**Stated task**
Read the listing below and copy out every line that holds "alcoólica".

**Data rows**

* begin *

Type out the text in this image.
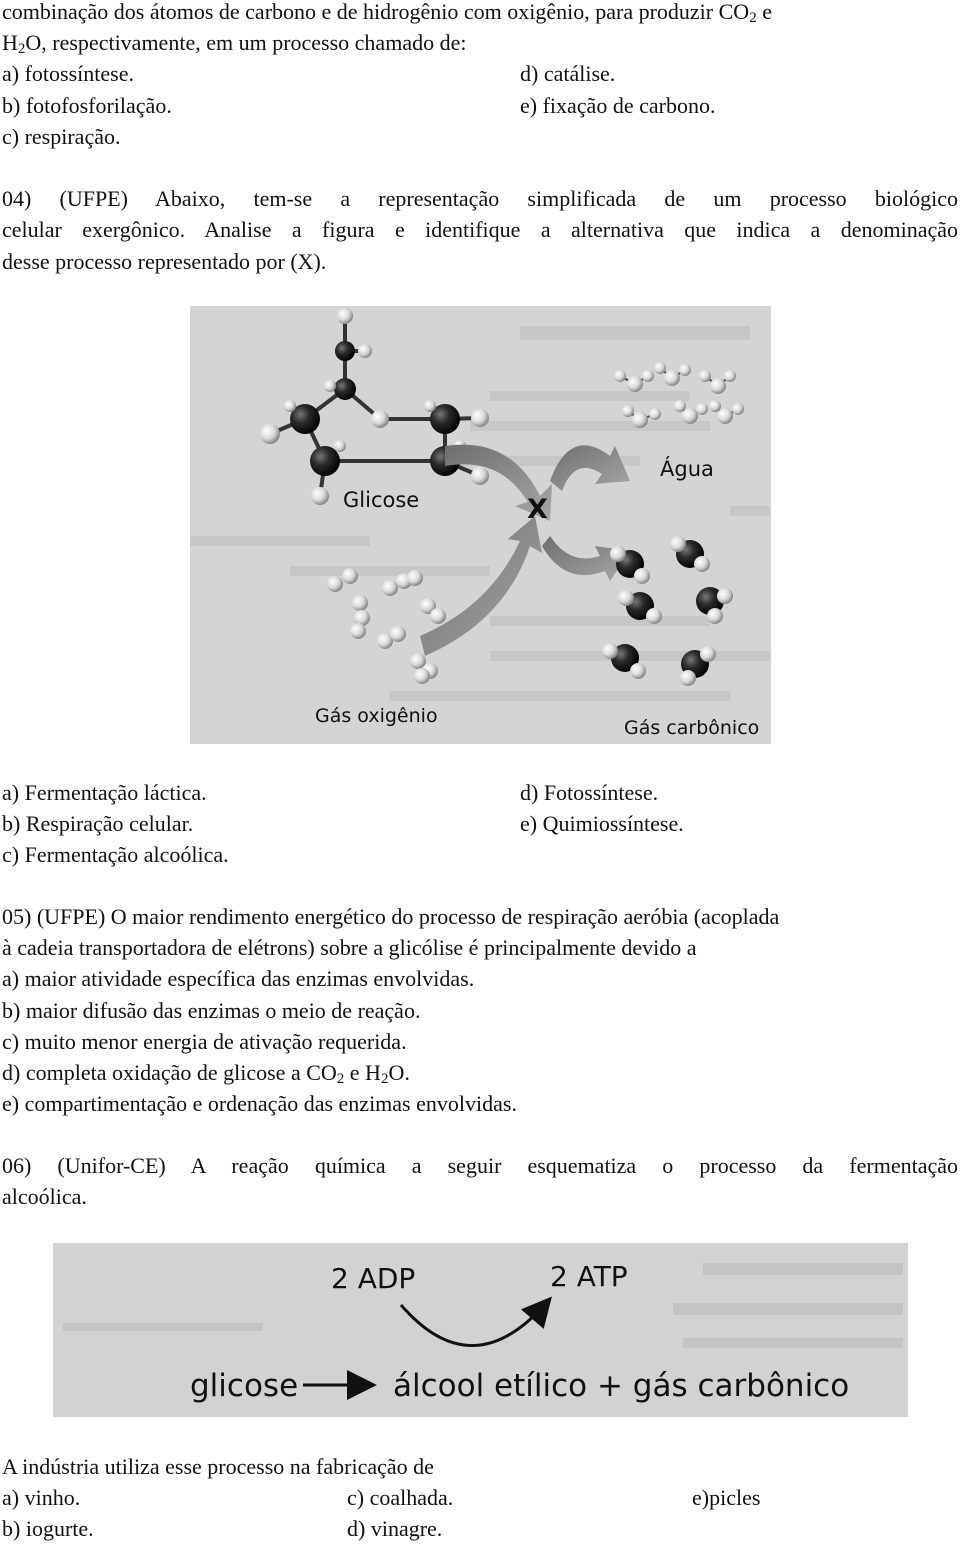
combinação dos átomos de carbono e de hidrogênio com oxigênio, para produzir $CO_2$ e
$H_2O$, respectivamente, em um processo chamado de:
a) fotossíntese.	d) catálise.
b) fotofosforilação.	e) fixação de carbono.
c) respiração.
04) (UFPE) Abaixo, tem-se a representação simplificada de um processo biológico
celular exergônico. Analise a figura e identifique a alternativa que indica a denominação
desse processo representado por (X).
Glicose	X
Água
Gás oxigênio
Gás carbônico
a) Fermentação láctica.	d) Fotossíntese.
b) Respiração celular.	e) Quimiossíntese.
c) Fermentação alcoólica.
05) (UFPE) O maior rendimento energético do processo de respiração aeróbia (acoplada
à cadeia transportadora de elétrons) sobre a glicólise é principalmente devido a
a) maior atividade específica das enzimas envolvidas.
b) maior difusão das enzimas o meio de reação.
c) muito menor energia de ativação requerida.
d) completa oxidação de glicose a $CO_2$ e $H_2O$.
e) compartimentação e ordenação das enzimas envolvidas.
06) (Unifor-CE) A reação química a seguir esquematiza o processo da fermentação
alcoólica.
2 ADP	2 ATP
glicose	álcool etílico + gás carbônico
A indústria utiliza esse processo na fabricação de
a) vinho.	c) coalhada.	e)picles
b) iogurte.	d) vinagre.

* end *

**Solution to this task**
c) Fermentação alcoólica.
alcoólica.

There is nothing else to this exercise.